What is expected.
Pull each line holding the word "moderne" from the data.
━━━━━ Data lines ━━━━━
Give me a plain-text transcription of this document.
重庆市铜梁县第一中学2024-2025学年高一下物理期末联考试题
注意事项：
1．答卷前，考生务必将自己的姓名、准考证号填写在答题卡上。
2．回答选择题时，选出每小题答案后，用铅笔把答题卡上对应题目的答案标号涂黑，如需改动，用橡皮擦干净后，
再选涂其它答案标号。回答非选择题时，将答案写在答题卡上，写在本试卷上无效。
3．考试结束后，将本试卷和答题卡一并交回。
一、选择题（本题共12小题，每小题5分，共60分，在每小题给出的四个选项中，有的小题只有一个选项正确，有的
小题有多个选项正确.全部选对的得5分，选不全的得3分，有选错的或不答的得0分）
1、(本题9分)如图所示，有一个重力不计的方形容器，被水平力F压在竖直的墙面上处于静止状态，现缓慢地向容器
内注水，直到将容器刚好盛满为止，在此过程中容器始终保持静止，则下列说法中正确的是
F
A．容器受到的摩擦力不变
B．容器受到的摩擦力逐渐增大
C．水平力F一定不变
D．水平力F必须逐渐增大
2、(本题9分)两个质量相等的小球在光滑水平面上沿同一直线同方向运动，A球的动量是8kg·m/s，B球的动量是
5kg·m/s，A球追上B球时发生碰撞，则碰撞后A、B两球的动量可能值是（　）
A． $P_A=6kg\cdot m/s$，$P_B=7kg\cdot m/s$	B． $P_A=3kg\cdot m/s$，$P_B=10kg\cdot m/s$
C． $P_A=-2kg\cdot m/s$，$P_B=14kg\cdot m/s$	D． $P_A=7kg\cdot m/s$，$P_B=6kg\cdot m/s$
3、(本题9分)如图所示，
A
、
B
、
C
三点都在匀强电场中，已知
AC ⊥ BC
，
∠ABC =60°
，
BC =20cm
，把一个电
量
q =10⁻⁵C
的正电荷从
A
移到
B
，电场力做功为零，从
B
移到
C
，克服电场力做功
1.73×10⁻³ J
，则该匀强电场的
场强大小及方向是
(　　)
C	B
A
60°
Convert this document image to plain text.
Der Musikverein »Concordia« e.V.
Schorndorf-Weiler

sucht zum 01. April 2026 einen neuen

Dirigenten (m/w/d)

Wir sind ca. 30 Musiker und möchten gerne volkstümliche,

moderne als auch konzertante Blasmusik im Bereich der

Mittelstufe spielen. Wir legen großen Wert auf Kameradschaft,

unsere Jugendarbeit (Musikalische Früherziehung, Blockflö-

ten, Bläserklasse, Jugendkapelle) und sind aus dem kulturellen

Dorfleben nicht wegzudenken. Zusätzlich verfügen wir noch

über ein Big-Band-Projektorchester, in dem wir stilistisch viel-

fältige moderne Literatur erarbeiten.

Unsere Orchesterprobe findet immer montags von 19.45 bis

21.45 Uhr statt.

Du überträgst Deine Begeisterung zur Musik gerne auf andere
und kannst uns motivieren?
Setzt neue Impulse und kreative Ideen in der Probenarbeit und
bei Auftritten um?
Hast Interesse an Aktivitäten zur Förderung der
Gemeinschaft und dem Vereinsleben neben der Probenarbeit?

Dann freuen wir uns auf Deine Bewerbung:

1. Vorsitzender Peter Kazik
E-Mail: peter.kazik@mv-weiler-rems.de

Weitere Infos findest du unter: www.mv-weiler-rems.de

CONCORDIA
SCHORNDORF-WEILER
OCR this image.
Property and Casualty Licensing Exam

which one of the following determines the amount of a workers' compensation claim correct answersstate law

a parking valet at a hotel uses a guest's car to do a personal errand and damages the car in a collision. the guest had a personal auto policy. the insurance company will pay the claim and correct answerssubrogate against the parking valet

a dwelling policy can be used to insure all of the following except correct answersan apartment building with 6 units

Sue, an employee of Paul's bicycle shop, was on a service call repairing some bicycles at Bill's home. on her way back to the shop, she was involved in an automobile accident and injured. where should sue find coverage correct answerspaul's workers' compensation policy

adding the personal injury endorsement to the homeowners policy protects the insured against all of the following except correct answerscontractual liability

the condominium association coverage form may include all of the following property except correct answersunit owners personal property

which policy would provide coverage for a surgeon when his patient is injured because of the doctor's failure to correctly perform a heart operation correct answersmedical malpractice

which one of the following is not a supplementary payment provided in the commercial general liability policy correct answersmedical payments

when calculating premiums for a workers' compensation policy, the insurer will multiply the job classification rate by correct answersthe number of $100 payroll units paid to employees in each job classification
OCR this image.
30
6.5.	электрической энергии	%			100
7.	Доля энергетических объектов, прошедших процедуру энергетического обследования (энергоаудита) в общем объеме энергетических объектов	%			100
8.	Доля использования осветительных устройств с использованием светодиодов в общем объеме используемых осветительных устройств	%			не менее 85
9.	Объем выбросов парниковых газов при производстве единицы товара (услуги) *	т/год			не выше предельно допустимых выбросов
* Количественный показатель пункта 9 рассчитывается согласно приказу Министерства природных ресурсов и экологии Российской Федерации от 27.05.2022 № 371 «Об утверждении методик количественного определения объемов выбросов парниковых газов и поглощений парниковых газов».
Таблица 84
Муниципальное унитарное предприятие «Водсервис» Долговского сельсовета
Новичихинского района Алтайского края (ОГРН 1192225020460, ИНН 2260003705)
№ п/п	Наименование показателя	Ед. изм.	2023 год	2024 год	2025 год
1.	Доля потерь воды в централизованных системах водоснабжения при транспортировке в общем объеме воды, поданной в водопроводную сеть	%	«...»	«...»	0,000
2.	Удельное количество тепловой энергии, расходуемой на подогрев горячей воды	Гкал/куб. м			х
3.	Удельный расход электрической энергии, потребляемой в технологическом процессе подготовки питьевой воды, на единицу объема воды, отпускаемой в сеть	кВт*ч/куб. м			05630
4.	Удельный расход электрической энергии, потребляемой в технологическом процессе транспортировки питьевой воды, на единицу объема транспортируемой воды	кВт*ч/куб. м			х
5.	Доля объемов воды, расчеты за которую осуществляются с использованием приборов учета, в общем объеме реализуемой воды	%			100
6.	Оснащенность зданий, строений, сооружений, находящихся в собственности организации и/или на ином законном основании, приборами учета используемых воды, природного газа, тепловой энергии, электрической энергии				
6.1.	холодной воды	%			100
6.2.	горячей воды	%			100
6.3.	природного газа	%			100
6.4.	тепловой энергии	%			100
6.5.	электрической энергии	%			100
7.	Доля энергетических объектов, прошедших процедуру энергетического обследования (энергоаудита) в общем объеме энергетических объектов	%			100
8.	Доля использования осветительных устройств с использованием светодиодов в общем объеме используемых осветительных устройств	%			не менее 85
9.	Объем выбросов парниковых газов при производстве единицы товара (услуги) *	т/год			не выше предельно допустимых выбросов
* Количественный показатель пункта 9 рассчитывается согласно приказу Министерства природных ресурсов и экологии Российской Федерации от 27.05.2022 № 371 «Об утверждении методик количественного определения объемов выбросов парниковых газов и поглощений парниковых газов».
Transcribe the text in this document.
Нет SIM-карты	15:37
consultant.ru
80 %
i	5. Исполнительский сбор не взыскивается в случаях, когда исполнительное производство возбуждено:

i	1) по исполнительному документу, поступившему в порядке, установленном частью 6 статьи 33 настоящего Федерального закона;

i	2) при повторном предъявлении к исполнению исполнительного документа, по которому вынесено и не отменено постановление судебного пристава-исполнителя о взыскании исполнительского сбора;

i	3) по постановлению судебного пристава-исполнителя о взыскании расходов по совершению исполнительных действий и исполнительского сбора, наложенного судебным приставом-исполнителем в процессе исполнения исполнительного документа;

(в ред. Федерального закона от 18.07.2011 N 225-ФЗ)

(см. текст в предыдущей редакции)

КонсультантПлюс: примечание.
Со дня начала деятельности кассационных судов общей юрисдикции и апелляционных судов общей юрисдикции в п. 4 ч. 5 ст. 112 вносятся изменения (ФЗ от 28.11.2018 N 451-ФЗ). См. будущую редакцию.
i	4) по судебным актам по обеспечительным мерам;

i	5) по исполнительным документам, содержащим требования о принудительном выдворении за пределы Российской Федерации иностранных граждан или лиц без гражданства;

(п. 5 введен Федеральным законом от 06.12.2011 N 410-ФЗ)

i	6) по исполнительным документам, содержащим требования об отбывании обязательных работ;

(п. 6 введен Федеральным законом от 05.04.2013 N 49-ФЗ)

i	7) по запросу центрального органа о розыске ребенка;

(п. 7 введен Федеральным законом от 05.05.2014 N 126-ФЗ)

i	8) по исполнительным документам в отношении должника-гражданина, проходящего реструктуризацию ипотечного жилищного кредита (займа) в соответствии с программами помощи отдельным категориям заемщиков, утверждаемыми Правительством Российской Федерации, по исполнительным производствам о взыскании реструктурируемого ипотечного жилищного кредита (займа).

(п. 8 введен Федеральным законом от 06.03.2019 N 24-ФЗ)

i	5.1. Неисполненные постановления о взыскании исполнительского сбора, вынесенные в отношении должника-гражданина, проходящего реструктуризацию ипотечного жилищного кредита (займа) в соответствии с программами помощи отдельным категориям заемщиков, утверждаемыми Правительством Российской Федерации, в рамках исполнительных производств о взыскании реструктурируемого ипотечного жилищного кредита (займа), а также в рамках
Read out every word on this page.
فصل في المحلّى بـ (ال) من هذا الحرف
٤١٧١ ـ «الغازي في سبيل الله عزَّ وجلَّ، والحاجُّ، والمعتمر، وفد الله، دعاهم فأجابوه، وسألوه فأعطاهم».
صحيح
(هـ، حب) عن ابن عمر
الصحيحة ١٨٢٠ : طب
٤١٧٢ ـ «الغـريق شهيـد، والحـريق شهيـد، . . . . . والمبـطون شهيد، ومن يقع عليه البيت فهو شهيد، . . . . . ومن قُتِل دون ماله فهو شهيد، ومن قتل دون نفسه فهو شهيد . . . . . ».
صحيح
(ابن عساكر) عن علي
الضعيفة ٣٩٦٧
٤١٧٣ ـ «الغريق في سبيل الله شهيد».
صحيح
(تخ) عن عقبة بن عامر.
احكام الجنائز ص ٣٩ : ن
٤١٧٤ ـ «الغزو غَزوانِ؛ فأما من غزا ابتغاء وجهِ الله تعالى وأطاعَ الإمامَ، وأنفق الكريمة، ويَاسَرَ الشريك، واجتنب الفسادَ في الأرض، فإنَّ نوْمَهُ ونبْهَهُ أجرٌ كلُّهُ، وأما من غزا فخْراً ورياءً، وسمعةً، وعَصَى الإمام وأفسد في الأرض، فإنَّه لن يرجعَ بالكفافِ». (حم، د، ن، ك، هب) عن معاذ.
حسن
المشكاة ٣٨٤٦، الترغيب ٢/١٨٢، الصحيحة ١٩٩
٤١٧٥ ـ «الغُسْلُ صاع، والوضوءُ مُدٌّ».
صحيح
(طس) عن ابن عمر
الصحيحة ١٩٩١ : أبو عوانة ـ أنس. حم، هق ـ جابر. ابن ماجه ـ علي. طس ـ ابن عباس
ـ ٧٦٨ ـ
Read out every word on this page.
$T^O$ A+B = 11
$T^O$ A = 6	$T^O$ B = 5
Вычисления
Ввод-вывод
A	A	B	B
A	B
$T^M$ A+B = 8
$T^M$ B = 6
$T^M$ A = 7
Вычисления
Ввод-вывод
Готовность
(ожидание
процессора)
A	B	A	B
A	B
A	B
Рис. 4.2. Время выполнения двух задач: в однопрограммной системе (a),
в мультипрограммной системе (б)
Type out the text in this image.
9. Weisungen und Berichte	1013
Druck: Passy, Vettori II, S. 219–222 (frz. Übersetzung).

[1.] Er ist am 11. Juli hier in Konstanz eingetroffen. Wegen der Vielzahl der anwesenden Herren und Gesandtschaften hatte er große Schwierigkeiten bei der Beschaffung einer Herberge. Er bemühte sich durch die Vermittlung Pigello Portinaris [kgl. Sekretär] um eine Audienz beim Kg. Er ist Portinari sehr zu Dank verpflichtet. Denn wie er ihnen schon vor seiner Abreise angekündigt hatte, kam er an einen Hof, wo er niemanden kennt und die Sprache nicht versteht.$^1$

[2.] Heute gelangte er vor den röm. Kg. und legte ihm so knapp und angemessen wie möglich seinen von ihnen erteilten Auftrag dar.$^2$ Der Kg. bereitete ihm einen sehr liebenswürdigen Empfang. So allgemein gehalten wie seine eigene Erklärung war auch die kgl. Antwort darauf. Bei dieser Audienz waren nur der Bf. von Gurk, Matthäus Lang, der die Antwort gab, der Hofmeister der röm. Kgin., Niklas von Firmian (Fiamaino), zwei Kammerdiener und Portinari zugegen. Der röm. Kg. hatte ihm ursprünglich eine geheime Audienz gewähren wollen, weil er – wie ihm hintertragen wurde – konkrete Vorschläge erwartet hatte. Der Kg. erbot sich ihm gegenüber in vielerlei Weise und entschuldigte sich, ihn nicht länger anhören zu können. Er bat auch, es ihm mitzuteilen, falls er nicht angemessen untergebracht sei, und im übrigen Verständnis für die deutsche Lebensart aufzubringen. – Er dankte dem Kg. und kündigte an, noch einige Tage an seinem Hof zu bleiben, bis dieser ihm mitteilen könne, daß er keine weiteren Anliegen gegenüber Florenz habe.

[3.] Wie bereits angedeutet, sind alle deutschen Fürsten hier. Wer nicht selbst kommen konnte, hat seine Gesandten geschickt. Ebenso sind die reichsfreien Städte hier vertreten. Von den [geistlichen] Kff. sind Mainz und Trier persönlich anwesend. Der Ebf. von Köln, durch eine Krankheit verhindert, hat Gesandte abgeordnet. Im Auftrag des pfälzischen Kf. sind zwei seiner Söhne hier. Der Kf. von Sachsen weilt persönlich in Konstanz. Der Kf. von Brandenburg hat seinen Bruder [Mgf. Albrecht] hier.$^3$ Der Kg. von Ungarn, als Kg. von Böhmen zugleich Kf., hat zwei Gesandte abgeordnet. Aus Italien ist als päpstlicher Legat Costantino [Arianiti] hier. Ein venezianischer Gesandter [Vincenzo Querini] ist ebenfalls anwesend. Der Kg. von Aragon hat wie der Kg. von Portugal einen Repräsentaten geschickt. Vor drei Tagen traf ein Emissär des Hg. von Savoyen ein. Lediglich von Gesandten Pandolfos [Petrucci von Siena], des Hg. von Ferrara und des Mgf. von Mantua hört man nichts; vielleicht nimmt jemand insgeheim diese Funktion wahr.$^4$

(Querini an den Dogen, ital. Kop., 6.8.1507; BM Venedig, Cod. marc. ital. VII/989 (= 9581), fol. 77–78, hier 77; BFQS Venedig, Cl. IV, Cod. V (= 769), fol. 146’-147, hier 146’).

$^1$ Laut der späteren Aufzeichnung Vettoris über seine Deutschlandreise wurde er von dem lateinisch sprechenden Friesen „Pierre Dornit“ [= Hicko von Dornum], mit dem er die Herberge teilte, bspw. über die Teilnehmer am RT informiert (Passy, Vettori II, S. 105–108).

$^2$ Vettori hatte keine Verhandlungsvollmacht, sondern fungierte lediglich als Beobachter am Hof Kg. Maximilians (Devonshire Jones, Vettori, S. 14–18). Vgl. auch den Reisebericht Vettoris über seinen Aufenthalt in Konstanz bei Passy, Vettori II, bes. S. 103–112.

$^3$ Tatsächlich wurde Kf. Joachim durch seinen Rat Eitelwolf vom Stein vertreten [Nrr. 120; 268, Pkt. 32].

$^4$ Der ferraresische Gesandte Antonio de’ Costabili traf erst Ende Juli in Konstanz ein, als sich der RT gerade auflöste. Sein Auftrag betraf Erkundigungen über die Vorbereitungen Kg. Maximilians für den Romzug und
━━━━━
Solution for this problem.
moderne als auch konzertante Blasmusik im Bereich der
fältige moderne Literatur erarbeiten.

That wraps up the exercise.